== Data shown ==

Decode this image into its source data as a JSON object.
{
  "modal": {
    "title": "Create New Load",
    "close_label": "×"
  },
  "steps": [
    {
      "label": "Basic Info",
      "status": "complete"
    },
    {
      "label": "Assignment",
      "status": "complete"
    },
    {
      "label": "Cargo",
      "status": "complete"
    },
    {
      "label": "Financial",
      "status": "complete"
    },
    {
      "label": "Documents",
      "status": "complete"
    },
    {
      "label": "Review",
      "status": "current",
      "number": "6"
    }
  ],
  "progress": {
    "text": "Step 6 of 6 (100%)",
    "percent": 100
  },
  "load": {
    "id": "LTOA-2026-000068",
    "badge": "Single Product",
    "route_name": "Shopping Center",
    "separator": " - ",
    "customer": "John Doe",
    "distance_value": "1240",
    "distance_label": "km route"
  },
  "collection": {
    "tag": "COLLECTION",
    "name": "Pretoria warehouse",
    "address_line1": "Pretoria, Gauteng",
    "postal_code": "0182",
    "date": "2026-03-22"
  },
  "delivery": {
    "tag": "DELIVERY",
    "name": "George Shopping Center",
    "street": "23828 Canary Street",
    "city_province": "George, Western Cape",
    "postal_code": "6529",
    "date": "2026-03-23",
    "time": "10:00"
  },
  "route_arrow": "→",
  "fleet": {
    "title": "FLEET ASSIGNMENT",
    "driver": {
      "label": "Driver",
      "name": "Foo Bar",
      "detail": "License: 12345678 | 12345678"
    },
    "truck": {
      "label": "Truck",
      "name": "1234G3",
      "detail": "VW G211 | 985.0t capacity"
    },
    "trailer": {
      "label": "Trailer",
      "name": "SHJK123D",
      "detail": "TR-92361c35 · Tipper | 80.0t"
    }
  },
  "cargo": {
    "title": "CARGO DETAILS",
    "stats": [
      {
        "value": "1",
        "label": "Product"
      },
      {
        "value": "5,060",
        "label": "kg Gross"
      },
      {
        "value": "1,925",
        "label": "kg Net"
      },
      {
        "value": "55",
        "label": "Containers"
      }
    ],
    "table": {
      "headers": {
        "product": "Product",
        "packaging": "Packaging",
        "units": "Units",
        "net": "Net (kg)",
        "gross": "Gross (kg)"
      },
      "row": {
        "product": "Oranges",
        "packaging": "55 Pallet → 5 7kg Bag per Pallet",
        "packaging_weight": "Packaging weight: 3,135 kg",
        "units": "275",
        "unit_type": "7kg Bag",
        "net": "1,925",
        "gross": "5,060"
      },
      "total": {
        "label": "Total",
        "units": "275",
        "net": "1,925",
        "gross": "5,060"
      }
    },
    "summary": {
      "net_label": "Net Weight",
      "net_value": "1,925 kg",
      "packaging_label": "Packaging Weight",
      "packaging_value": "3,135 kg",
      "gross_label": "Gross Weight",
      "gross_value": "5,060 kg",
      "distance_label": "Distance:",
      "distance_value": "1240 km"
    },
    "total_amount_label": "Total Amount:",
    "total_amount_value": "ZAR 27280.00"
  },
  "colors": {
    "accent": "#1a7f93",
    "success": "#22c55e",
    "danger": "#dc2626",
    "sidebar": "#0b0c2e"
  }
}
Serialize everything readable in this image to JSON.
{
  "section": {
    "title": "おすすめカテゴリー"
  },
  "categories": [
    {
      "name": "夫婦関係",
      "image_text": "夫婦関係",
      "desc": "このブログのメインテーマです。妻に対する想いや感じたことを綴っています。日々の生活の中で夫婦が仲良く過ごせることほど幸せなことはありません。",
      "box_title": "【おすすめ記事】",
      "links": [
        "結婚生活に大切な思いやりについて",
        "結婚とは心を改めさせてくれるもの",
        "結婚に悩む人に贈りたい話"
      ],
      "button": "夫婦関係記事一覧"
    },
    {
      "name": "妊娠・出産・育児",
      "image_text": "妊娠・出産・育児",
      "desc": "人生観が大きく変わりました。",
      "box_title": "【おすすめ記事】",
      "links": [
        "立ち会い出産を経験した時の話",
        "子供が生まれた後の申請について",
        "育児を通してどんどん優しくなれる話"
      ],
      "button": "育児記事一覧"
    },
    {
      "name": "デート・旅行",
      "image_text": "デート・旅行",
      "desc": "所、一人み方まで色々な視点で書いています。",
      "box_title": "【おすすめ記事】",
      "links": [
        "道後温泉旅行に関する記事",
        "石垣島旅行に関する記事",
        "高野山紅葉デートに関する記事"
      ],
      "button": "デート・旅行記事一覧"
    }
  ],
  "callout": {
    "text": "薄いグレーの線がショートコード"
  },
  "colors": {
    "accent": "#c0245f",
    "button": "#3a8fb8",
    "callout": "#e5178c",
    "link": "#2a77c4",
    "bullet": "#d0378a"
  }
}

== Exercise prompt ==
Check every line of the listing for the string "desc" and report how many lines have it, as a number alone.

== Solution to the problem ==
3